**Goal:**
Go through the entries below and pick out every line with "JSON".
———
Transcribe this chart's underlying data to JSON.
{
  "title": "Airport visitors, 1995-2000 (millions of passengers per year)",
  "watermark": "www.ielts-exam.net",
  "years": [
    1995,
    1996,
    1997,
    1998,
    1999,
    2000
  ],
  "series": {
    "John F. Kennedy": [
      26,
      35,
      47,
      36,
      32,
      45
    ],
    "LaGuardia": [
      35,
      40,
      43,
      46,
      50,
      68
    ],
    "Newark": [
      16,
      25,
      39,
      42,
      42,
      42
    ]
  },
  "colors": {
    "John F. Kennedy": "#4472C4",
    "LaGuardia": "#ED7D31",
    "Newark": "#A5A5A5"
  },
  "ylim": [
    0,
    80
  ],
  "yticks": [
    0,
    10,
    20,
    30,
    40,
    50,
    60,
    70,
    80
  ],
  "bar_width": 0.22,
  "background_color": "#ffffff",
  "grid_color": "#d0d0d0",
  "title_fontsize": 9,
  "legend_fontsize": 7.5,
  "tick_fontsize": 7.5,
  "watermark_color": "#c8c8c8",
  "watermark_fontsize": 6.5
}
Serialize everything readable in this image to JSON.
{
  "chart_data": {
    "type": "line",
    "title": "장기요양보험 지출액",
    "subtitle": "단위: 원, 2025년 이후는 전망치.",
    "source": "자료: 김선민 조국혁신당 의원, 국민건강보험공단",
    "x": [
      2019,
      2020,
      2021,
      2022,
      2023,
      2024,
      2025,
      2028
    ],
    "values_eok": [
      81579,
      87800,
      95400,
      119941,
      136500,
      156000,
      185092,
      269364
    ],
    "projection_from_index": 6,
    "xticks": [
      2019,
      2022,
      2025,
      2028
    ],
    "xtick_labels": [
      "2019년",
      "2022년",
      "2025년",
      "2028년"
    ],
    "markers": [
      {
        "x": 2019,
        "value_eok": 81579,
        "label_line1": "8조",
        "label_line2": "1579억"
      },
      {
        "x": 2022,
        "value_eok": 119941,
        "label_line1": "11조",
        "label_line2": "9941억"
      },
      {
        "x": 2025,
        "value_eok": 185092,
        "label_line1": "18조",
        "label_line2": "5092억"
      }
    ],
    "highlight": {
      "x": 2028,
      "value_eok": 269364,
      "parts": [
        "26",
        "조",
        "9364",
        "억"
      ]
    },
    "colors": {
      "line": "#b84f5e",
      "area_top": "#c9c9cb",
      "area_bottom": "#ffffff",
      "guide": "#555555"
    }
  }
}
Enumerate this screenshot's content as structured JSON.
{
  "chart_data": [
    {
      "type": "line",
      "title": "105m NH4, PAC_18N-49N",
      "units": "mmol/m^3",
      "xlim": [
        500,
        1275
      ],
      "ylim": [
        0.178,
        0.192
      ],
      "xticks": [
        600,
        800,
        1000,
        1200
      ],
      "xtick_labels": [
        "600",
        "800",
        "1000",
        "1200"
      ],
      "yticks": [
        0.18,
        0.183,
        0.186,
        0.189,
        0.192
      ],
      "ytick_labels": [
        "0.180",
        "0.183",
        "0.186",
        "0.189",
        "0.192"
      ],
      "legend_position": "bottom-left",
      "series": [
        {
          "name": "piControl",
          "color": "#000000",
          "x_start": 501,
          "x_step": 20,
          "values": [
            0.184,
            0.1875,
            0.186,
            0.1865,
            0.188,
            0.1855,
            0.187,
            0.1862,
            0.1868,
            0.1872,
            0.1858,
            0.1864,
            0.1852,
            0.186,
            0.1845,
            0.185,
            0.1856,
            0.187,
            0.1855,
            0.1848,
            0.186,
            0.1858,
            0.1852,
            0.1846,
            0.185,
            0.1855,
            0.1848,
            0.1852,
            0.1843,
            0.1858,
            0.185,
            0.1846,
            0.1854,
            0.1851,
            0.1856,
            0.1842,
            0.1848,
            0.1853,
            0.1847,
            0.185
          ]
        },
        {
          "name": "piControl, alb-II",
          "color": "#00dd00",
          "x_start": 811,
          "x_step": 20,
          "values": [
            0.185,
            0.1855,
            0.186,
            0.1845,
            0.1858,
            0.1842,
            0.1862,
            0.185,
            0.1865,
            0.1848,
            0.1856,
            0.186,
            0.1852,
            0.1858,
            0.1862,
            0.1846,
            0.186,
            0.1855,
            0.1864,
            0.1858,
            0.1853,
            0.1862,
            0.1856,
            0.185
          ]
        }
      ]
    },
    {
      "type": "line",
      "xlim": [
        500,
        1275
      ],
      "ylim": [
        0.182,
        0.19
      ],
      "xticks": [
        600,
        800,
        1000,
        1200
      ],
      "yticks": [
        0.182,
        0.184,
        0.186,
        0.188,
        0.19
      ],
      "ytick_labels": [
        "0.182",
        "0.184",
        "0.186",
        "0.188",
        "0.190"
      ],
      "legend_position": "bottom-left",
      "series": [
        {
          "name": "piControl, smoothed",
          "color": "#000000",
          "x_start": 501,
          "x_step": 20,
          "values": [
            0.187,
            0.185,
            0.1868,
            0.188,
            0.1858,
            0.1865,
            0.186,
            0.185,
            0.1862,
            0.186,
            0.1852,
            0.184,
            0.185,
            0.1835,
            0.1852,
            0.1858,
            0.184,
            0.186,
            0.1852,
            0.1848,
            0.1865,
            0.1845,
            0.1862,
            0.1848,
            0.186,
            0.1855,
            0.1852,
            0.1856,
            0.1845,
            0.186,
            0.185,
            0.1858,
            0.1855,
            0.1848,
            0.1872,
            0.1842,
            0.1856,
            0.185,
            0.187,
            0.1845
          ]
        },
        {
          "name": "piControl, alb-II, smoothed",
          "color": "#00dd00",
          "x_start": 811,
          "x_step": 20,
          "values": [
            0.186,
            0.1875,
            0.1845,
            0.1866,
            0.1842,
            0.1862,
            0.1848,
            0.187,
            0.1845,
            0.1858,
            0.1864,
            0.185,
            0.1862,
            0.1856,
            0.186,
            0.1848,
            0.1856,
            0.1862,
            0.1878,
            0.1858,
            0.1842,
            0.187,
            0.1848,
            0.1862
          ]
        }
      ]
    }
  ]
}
———
**Answer to the task:**
Transcribe this chart's underlying data to JSON.
Serialize everything readable in this image to JSON.
Enumerate this screenshot's content as structured JSON.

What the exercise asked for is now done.